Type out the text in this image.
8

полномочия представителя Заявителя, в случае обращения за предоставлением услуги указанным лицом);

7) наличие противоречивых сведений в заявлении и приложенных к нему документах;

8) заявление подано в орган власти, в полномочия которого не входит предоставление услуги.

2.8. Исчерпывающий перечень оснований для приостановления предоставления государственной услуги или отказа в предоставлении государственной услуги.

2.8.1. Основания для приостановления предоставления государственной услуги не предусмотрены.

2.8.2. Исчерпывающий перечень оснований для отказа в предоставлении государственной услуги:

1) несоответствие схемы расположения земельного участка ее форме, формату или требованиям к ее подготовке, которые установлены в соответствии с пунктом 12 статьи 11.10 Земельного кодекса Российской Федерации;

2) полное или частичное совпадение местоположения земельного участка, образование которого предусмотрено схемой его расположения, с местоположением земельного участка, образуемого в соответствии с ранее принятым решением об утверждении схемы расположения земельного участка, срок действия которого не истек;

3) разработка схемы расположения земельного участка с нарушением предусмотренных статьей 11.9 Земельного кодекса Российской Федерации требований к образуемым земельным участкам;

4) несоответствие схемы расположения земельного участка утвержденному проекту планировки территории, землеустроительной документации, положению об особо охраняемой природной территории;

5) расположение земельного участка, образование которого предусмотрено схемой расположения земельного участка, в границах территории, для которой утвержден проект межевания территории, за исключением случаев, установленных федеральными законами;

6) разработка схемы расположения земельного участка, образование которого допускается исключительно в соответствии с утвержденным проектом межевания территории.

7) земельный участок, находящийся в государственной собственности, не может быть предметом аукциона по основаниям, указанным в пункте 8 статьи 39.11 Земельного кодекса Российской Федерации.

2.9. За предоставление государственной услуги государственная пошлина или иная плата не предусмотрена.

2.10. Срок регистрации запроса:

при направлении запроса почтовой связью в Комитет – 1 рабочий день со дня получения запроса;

◆ Task directions
Make an exact copy of every line in the data.

◆ Output below
Type out the text in this image.
8

полномочия представителя Заявителя, в случае обращения за предоставлением услуги указанным лицом);

7) наличие противоречивых сведений в заявлении и приложенных к нему документах;

8) заявление подано в орган власти, в полномочия которого не входит предоставление услуги.

2.8. Исчерпывающий перечень оснований для приостановления предоставления государственной услуги или отказа в предоставлении государственной услуги.

2.8.1. Основания для приостановления предоставления государственной услуги не предусмотрены.

2.8.2. Исчерпывающий перечень оснований для отказа в предоставлении государственной услуги:

1) несоответствие схемы расположения земельного участка ее форме, формату или требованиям к ее подготовке, которые установлены в соответствии с пунктом 12 статьи 11.10 Земельного кодекса Российской Федерации;

2) полное или частичное совпадение местоположения земельного участка, образование которого предусмотрено схемой его расположения, с местоположением земельного участка, образуемого в соответствии с ранее принятым решением об утверждении схемы расположения земельного участка, срок действия которого не истек;

3) разработка схемы расположения земельного участка с нарушением предусмотренных статьей 11.9 Земельного кодекса Российской Федерации требований к образуемым земельным участкам;

4) несоответствие схемы расположения земельного участка утвержденному проекту планировки территории, землеустроительной документации, положению об особо охраняемой природной территории;

5) расположение земельного участка, образование которого предусмотрено схемой расположения земельного участка, в границах территории, для которой утвержден проект межевания территории, за исключением случаев, установленных федеральными законами;

6) разработка схемы расположения земельного участка, образование которого допускается исключительно в соответствии с утвержденным проектом межевания территории.

7) земельный участок, находящийся в государственной собственности, не может быть предметом аукциона по основаниям, указанным в пункте 8 статьи 39.11 Земельного кодекса Российской Федерации.

2.9. За предоставление государственной услуги государственная пошлина или иная плата не предусмотрена.

2.10. Срок регистрации запроса:

при направлении запроса почтовой связью в Комитет – 1 рабочий день со дня получения запроса;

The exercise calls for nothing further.